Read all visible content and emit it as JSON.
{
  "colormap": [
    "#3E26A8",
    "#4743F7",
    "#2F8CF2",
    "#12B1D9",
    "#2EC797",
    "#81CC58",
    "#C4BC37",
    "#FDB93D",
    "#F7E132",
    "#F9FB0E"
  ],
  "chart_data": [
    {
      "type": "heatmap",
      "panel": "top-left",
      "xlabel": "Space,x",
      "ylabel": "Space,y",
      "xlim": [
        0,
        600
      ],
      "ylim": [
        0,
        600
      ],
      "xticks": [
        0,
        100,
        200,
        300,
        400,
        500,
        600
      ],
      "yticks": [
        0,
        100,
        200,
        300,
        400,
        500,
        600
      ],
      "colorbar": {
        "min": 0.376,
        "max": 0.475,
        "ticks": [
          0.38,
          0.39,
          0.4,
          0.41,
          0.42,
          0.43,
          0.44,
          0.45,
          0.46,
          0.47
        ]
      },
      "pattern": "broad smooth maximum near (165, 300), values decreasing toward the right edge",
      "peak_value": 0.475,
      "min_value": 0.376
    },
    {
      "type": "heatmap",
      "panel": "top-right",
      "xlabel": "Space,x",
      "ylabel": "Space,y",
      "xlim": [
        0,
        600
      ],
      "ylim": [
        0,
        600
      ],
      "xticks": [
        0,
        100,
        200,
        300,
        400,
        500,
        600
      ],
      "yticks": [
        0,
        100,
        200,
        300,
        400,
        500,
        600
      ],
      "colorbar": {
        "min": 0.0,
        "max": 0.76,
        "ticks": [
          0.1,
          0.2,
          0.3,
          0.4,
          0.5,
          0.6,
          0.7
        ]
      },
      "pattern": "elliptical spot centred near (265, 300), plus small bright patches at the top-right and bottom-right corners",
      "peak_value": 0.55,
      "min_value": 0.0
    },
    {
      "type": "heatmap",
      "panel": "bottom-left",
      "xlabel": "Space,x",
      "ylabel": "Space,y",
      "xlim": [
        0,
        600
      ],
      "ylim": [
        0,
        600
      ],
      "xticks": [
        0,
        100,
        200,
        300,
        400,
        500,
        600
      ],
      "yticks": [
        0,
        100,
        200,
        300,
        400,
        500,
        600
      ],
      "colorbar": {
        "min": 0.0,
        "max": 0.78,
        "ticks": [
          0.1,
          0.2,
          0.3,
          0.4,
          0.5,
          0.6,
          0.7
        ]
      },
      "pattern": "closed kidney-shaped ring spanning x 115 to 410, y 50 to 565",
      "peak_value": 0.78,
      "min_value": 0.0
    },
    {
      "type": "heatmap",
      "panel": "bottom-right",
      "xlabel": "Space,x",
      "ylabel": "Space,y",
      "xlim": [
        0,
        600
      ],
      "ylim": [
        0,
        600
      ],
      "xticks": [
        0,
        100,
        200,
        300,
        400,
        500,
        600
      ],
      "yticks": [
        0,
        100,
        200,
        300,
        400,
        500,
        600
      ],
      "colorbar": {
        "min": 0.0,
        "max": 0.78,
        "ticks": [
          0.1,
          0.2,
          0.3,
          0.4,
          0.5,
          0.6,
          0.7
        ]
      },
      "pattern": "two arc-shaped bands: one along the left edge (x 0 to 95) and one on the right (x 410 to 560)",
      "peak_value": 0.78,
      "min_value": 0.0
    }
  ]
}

Written request
Write out every record, exactly as written.

Solution to this problem
Read all visible content and emit it as JSON.
{
  "colormap": [
    "#3E26A8",
    "#4743F7",
    "#2F8CF2",
    "#12B1D9",
    "#2EC797",
    "#81CC58",
    "#C4BC37",
    "#FDB93D",
    "#F7E132",
    "#F9FB0E"
  ],
  "chart_data": [
    {
      "type": "heatmap",
      "panel": "top-left",
      "xlabel": "Space,x",
      "ylabel": "Space,y",
      "xlim": [
        0,
        600
      ],
      "ylim": [
        0,
        600
      ],
      "xticks": [
        0,
        100,
        200,
        300,
        400,
        500,
        600
      ],
      "yticks": [
        0,
        100,
        200,
        300,
        400,
        500,
        600
      ],
      "colorbar": {
        "min": 0.376,
        "max": 0.475,
        "ticks": [
          0.38,
          0.39,
          0.4,
          0.41,
          0.42,
          0.43,
          0.44,
          0.45,
          0.46,
          0.47
        ]
      },
      "pattern": "broad smooth maximum near (165, 300), values decreasing toward the right edge",
      "peak_value": 0.475,
      "min_value": 0.376
    },
    {
      "type": "heatmap",
      "panel": "top-right",
      "xlabel": "Space,x",
      "ylabel": "Space,y",
      "xlim": [
        0,
        600
      ],
      "ylim": [
        0,
        600
      ],
      "xticks": [
        0,
        100,
        200,
        300,
        400,
        500,
        600
      ],
      "yticks": [
        0,
        100,
        200,
        300,
        400,
        500,
        600
      ],
      "colorbar": {
        "min": 0.0,
        "max": 0.76,
        "ticks": [
          0.1,
          0.2,
          0.3,
          0.4,
          0.5,
          0.6,
          0.7
        ]
      },
      "pattern": "elliptical spot centred near (265, 300), plus small bright patches at the top-right and bottom-right corners",
      "peak_value": 0.55,
      "min_value": 0.0
    },
    {
      "type": "heatmap",
      "panel": "bottom-left",
      "xlabel": "Space,x",
      "ylabel": "Space,y",
      "xlim": [
        0,
        600
      ],
      "ylim": [
        0,
        600
      ],
      "xticks": [
        0,
        100,
        200,
        300,
        400,
        500,
        600
      ],
      "yticks": [
        0,
        100,
        200,
        300,
        400,
        500,
        600
      ],
      "colorbar": {
        "min": 0.0,
        "max": 0.78,
        "ticks": [
          0.1,
          0.2,
          0.3,
          0.4,
          0.5,
          0.6,
          0.7
        ]
      },
      "pattern": "closed kidney-shaped ring spanning x 115 to 410, y 50 to 565",
      "peak_value": 0.78,
      "min_value": 0.0
    },
    {
      "type": "heatmap",
      "panel": "bottom-right",
      "xlabel": "Space,x",
      "ylabel": "Space,y",
      "xlim": [
        0,
        600
      ],
      "ylim": [
        0,
        600
      ],
      "xticks": [
        0,
        100,
        200,
        300,
        400,
        500,
        600
      ],
      "yticks": [
        0,
        100,
        200,
        300,
        400,
        500,
        600
      ],
      "colorbar": {
        "min": 0.0,
        "max": 0.78,
        "ticks": [
          0.1,
          0.2,
          0.3,
          0.4,
          0.5,
          0.6,
          0.7
        ]
      },
      "pattern": "two arc-shaped bands: one along the left edge (x 0 to 95) and one on the right (x 410 to 560)",
      "peak_value": 0.78,
      "min_value": 0.0
    }
  ]
}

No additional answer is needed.